▶ EXERCISE
Reproduce this listing in full.

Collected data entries
** begin **
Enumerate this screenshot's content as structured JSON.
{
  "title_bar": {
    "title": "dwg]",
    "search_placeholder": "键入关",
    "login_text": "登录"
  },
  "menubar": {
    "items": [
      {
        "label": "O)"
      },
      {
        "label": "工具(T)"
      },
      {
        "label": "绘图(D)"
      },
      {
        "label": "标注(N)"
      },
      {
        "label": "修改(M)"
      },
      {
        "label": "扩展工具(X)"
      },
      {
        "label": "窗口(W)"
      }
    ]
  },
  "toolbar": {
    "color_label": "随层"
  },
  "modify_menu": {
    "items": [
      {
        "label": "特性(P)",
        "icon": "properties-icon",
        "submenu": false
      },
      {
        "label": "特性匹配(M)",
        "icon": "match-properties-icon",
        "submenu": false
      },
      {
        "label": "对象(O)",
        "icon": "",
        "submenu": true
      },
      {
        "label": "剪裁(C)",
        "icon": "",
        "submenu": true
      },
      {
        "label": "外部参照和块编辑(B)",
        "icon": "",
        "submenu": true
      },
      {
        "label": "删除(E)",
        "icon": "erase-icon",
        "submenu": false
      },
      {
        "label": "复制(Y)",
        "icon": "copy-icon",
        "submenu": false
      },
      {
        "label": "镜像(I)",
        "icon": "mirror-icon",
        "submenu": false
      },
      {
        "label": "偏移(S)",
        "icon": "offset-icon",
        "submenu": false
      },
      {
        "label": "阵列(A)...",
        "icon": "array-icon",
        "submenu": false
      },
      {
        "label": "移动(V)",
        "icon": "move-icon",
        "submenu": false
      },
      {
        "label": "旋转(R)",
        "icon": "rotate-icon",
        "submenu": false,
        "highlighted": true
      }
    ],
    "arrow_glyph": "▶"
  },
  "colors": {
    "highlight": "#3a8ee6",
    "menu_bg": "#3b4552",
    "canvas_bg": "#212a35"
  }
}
** end **
▶ FULL SOLUTION
Enumerate this screenshot's content as structured JSON.
{
  "title_bar": {
    "title": "dwg]",
    "search_placeholder": "键入关",
    "login_text": "登录"
  },
  "menubar": {
    "items": [
      {
        "label": "O)"
      },
      {
        "label": "工具(T)"
      },
      {
        "label": "绘图(D)"
      },
      {
        "label": "标注(N)"
      },
      {
        "label": "修改(M)"
      },
      {
        "label": "扩展工具(X)"
      },
      {
        "label": "窗口(W)"
      }
    ]
  },
  "toolbar": {
    "color_label": "随层"
  },
  "modify_menu": {
    "items": [
      {
        "label": "特性(P)",
        "icon": "properties-icon",
        "submenu": false
      },
      {
        "label": "特性匹配(M)",
        "icon": "match-properties-icon",
        "submenu": false
      },
      {
        "label": "对象(O)",
        "icon": "",
        "submenu": true
      },
      {
        "label": "剪裁(C)",
        "icon": "",
        "submenu": true
      },
      {
        "label": "外部参照和块编辑(B)",
        "icon": "",
        "submenu": true
      },
      {
        "label": "删除(E)",
        "icon": "erase-icon",
        "submenu": false
      },
      {
        "label": "复制(Y)",
        "icon": "copy-icon",
        "submenu": false
      },
      {
        "label": "镜像(I)",
        "icon": "mirror-icon",
        "submenu": false
      },
      {
        "label": "偏移(S)",
        "icon": "offset-icon",
        "submenu": false
      },
      {
        "label": "阵列(A)...",
        "icon": "array-icon",
        "submenu": false
      },
      {
        "label": "移动(V)",
        "icon": "move-icon",
        "submenu": false
      },
      {
        "label": "旋转(R)",
        "icon": "rotate-icon",
        "submenu": false,
        "highlighted": true
      }
    ],
    "arrow_glyph": "▶"
  },
  "colors": {
    "highlight": "#3a8ee6",
    "menu_bg": "#3b4552",
    "canvas_bg": "#212a35"
  }
}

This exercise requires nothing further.